:: Supplied passage ::

Q: What are some culturally safe practices surrounding long-term care one should be aware of?
Some aspects of culturally safe care at a minimum are:
- Recognizing that the experience of dementia in Indigenous communities is gentler and there is a greater acceptance of the illness and its symptoms. It is thought to be normal, natural, and part of the ‘circle of life’ or ‘coming full circle’
- Building relationships to minimize the mistrust of the health care system
- The development of culturally safe health promotion and prevention tools that are sensitive to Indigenous populations
- Commitment to cultural competency and leadership from senior management to advocate for and support culturally safe care in their LTC homes
Q: What can non-Indigenous team members do to support our Indigenous team members, residents, and patients?
It is important for non-Indigenous long-term care homes to support Indigenous Elders and the elderly by placing value on their culture and understanding that many Elders and elderly living in our LTC homes are Survivors of IRSS, Indian Day Schools, or the Sixties Scoop and all have been directly affected by one or more of those systems and now live with intergenerational trauma.

:::
:: Given information ::

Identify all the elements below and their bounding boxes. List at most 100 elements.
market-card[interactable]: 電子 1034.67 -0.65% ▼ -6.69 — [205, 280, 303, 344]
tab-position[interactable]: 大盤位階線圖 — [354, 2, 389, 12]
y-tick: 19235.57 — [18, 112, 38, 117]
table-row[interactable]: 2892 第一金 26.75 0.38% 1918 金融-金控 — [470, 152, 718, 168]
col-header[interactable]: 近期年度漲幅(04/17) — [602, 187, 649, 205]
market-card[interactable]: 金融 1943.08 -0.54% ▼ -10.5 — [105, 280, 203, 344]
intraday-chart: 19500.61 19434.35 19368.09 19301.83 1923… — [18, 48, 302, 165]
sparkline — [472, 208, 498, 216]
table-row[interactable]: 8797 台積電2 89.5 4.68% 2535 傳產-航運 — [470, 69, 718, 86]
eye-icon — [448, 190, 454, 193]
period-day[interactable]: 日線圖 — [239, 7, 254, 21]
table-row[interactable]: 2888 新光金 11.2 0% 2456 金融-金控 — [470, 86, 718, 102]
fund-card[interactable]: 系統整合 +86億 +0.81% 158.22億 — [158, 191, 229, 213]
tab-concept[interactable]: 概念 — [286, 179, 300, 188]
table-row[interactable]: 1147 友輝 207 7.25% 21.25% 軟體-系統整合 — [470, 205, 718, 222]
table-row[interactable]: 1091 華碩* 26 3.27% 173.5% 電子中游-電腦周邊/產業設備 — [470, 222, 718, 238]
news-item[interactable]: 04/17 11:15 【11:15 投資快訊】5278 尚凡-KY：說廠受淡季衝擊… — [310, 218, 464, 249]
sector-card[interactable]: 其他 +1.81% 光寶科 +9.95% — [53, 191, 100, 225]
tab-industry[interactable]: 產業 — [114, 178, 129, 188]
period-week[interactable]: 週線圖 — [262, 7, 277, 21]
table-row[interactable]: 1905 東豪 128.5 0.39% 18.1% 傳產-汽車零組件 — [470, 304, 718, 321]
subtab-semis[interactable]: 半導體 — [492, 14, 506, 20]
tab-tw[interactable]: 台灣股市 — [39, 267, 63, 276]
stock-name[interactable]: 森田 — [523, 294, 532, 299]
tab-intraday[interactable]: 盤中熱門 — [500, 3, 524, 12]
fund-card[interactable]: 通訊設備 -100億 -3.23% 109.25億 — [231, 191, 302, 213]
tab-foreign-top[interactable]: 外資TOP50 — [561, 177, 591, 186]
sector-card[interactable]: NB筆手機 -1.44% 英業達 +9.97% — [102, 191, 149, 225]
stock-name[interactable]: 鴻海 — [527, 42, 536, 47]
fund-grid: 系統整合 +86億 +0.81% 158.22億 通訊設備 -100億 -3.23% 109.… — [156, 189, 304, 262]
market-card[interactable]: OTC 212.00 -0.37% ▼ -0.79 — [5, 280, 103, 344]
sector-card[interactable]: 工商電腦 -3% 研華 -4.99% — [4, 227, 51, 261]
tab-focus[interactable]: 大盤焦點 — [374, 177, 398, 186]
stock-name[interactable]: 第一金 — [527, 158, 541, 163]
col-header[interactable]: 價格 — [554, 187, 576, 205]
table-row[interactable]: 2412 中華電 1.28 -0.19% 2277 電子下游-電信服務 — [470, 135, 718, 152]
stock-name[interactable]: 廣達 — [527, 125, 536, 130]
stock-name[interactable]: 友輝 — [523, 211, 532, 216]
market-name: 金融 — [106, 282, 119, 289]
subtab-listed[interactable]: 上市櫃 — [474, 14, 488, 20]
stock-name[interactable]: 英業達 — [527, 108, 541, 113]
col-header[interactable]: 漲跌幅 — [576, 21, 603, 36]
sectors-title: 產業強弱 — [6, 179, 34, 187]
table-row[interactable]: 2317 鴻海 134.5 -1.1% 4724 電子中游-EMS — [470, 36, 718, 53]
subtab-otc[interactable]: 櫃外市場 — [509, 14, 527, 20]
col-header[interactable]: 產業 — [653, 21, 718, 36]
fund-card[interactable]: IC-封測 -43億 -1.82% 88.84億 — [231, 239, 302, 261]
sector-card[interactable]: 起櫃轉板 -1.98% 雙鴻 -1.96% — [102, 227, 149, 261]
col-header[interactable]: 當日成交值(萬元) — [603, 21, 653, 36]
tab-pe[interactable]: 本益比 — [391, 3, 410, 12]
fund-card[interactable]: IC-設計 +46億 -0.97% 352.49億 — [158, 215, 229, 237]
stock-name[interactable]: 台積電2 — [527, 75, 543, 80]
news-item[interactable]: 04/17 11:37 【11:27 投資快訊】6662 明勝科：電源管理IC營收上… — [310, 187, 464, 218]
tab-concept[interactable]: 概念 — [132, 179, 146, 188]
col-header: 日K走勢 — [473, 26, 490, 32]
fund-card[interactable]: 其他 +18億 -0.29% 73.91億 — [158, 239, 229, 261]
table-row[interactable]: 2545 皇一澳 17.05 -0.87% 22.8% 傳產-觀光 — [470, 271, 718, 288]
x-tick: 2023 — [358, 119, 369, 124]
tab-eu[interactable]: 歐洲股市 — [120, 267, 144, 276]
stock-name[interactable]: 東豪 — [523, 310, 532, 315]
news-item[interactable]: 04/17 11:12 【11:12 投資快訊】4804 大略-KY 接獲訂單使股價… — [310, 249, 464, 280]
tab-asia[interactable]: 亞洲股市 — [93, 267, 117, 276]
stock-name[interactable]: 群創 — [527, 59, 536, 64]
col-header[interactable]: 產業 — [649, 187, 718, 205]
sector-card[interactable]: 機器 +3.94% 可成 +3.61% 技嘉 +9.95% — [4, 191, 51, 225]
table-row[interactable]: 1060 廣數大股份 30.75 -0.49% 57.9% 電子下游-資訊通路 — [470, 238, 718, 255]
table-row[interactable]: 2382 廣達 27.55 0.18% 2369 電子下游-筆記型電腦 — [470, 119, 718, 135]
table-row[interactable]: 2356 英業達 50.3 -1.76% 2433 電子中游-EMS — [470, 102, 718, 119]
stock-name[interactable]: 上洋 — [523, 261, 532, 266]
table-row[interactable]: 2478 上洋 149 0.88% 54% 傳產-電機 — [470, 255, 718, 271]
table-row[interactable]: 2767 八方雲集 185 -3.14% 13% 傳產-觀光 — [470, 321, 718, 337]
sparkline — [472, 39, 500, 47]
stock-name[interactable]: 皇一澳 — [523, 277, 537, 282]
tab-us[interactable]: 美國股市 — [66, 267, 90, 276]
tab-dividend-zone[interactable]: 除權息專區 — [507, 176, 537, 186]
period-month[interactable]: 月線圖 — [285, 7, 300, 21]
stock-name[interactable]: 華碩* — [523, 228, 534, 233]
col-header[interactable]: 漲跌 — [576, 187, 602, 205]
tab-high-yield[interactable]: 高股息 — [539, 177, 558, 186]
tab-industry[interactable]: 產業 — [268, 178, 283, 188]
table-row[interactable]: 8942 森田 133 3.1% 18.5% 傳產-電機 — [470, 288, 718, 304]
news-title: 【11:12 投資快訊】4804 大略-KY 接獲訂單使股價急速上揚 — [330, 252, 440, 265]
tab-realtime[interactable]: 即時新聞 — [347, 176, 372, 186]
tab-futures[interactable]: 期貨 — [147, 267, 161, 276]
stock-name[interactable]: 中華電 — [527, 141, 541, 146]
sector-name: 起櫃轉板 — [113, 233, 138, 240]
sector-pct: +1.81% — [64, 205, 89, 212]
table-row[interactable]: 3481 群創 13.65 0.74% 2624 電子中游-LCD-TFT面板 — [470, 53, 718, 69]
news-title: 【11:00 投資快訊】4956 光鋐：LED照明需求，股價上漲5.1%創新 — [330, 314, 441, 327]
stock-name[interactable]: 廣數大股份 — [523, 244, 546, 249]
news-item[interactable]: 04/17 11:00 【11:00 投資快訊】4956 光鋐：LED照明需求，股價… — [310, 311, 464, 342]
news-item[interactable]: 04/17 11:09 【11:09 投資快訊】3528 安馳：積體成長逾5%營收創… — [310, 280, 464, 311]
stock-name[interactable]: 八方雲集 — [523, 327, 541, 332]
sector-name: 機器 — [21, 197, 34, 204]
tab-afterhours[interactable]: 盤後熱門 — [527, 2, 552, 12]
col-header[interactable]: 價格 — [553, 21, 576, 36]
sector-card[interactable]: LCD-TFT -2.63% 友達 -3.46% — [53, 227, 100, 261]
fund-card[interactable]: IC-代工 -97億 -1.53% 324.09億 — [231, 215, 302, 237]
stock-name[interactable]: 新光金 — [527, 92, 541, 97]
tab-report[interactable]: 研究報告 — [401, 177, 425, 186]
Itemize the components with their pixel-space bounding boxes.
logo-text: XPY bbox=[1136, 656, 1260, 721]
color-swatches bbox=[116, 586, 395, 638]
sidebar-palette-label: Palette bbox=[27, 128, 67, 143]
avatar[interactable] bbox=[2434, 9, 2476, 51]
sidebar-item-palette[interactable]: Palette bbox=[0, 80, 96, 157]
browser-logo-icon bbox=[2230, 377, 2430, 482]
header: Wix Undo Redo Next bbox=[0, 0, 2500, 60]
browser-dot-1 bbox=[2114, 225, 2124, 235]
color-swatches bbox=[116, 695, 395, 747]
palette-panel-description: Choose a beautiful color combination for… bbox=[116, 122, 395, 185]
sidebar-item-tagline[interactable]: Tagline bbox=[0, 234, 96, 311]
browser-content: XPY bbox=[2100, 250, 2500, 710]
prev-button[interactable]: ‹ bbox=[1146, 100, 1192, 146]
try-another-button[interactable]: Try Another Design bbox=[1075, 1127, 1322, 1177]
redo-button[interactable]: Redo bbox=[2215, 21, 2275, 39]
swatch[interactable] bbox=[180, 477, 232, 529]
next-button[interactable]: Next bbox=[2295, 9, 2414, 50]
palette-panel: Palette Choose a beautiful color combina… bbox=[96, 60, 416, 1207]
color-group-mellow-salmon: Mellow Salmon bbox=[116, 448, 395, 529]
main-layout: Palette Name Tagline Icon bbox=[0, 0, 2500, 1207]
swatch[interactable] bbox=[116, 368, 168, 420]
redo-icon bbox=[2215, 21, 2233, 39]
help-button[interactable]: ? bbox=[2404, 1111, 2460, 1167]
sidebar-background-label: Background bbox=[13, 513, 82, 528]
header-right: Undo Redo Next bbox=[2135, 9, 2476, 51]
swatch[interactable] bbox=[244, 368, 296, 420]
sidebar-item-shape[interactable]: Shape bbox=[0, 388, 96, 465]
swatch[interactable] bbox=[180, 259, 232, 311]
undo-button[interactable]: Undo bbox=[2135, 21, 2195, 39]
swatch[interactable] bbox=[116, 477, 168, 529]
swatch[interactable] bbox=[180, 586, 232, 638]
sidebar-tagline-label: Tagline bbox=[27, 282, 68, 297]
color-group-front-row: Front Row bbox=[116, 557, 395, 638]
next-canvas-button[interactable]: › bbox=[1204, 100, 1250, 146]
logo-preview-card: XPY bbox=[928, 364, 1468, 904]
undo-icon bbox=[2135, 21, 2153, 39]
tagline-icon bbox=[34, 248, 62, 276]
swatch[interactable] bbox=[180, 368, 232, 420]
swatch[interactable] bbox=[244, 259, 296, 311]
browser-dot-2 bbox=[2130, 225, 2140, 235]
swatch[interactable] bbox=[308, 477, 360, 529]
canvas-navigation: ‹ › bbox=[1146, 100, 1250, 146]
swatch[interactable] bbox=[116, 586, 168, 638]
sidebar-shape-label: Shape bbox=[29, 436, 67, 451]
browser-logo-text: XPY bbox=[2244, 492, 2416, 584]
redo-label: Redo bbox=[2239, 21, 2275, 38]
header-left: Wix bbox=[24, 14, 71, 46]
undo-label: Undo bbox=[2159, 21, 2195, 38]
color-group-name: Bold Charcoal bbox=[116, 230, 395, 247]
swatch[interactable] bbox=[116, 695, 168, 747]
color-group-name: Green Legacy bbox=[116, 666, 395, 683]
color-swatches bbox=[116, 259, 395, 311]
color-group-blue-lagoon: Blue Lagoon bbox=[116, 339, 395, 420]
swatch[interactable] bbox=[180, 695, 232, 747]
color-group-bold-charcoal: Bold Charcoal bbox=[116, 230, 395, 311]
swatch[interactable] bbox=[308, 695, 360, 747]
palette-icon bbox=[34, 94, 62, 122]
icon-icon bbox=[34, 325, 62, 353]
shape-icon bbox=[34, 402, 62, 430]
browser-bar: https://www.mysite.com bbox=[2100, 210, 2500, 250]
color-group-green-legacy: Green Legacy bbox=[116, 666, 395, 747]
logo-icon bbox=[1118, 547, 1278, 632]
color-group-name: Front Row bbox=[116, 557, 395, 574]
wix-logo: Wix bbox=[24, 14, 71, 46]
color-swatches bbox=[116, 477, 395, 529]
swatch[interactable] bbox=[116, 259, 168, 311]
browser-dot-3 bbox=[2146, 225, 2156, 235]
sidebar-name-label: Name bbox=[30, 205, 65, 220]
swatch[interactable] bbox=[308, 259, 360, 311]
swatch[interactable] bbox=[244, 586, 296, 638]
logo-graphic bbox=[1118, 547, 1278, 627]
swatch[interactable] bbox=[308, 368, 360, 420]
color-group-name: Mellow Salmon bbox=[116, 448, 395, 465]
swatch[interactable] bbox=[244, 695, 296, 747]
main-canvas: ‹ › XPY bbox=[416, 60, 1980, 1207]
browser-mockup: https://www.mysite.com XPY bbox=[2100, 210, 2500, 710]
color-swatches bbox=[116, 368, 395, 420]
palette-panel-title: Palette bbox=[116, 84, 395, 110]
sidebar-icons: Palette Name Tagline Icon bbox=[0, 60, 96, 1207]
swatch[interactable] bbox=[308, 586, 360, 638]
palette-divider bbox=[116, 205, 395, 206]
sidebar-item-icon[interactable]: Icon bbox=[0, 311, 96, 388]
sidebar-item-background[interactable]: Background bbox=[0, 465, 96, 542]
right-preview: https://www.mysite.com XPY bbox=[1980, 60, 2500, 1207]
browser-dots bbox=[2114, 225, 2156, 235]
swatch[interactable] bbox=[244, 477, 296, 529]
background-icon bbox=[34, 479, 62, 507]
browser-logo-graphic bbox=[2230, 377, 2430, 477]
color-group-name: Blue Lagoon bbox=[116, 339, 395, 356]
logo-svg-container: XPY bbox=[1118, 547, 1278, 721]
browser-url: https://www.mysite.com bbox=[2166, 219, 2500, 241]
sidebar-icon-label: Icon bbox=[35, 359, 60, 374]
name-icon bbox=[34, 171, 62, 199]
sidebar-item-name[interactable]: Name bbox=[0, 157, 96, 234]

:::

Write out the passage on culturally safe long-term care word for word, everything from "Q: What are" down to "residents, and patients?". Use only the passage on culturally safe long-term care.

▶ _Answer to the problem_:
Q: What are some culturally safe practices surrounding long-term care one should be aware of?
Some aspects of culturally safe care at a minimum are:
- Recognizing that the experience of dementia in Indigenous communities is gentler and there is a greater acceptance of the illness and its symptoms. It is thought to be normal, natural, and part of the ‘circle of life’ or ‘coming full circle’
- Building relationships to minimize the mistrust of the health care system
- The development of culturally safe health promotion and prevention tools that are sensitive to Indigenous populations
- Commitment to cultural competency and leadership from senior management to advocate for and support culturally safe care in their LTC homes
Q: What can non-Indigenous team members do to support our Indigenous team members, residents, and patients?